* Given exercise: Each line of the listing that contains the word "title" is to be copied.

* Dataset excerpts:

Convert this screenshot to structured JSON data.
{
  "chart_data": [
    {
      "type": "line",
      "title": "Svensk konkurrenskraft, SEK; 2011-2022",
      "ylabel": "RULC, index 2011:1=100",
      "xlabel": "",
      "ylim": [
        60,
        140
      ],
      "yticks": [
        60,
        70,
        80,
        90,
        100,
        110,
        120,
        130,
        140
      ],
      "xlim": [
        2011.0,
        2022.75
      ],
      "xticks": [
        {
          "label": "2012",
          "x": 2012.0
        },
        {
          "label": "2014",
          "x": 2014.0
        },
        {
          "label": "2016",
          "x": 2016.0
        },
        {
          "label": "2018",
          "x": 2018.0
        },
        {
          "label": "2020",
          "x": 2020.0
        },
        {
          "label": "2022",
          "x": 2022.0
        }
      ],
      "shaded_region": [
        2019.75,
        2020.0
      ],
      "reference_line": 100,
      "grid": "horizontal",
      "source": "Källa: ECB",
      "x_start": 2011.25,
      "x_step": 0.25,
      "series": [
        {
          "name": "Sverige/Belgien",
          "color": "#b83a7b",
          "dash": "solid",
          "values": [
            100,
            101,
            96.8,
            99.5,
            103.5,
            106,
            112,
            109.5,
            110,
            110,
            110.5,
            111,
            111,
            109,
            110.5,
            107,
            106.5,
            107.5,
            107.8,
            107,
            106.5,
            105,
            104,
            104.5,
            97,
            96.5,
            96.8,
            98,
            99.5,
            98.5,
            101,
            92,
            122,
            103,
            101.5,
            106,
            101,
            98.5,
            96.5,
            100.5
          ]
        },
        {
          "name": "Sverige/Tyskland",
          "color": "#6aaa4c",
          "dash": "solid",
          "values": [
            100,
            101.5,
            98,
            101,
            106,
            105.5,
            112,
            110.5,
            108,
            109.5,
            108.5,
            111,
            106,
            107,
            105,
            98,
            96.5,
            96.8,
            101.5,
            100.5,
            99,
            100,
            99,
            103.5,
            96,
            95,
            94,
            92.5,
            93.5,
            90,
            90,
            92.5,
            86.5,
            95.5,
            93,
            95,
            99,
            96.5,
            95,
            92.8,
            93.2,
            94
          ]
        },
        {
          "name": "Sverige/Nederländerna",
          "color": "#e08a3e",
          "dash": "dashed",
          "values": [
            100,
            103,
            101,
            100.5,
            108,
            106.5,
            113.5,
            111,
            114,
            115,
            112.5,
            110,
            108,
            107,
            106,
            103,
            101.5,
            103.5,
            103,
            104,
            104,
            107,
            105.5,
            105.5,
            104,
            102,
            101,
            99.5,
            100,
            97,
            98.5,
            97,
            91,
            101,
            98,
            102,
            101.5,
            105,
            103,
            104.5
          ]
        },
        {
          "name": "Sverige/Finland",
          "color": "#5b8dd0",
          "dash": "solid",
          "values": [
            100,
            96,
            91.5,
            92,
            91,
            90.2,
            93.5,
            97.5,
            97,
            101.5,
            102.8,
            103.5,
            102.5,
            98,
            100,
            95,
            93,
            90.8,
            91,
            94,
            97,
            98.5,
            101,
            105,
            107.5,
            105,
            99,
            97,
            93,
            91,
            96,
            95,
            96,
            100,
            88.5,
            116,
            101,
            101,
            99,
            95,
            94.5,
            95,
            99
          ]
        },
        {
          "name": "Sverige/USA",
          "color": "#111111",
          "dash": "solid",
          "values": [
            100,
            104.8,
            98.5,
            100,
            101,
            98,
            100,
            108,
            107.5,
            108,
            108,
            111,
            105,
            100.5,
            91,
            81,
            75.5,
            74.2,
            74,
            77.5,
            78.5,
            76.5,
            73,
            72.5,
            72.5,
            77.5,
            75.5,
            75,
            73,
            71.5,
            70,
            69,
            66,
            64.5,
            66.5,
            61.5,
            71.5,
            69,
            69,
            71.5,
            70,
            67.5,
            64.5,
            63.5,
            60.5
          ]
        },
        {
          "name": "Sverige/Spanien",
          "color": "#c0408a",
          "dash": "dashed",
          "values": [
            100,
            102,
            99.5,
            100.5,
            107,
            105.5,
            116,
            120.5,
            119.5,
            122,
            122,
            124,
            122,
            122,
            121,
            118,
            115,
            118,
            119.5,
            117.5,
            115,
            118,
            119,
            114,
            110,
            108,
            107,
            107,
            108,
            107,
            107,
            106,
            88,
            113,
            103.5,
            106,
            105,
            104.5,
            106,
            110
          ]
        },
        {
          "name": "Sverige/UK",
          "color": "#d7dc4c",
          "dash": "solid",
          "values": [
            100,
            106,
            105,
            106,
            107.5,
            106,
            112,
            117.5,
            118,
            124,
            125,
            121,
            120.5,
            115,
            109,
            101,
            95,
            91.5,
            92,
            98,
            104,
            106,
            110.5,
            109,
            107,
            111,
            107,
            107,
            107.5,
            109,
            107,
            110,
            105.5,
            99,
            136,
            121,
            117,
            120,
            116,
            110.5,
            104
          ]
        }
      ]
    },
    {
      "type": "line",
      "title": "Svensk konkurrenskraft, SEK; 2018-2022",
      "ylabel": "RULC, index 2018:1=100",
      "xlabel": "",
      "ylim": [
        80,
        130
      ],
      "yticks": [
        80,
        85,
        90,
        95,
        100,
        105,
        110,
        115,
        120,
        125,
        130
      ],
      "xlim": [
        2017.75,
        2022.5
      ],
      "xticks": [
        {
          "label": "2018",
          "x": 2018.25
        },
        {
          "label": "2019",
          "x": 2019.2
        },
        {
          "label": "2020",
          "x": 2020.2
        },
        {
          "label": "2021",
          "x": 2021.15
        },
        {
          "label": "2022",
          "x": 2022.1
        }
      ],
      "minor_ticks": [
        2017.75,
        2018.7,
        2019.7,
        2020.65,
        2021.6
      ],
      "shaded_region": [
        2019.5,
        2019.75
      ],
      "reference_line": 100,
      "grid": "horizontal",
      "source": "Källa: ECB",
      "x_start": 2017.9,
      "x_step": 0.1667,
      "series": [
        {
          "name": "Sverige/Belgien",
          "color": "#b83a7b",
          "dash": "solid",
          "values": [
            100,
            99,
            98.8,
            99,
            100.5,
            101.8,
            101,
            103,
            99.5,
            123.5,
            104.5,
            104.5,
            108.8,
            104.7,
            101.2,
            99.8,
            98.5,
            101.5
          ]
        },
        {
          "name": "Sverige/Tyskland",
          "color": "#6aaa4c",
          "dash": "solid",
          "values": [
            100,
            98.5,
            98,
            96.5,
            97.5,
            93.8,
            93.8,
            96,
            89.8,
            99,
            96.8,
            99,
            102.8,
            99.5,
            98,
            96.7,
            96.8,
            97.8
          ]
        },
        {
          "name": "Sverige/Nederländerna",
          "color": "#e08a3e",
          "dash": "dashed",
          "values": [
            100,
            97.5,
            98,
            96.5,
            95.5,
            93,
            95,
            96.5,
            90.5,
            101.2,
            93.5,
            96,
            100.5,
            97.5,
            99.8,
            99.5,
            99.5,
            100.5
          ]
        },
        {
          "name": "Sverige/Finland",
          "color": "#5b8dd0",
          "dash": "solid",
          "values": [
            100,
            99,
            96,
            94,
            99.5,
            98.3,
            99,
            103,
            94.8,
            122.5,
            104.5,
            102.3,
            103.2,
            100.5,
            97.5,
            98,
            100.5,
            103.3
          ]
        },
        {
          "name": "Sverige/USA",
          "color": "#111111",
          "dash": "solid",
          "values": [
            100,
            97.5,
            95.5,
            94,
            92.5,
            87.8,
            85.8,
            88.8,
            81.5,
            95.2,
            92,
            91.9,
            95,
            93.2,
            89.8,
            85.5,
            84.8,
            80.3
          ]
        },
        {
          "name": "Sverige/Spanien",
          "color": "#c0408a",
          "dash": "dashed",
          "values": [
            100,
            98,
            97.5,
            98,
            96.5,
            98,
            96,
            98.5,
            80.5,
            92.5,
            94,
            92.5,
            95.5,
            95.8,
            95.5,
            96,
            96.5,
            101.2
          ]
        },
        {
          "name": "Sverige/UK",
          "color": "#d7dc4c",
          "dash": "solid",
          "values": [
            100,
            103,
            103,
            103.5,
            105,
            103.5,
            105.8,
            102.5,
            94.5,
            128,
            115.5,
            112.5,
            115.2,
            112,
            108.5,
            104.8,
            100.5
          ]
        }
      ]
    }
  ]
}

* Expected answer:
      "title": "Svensk konkurrenskraft, SEK; 2011-2022",
      "title": "Svensk konkurrenskraft, SEK; 2018-2022",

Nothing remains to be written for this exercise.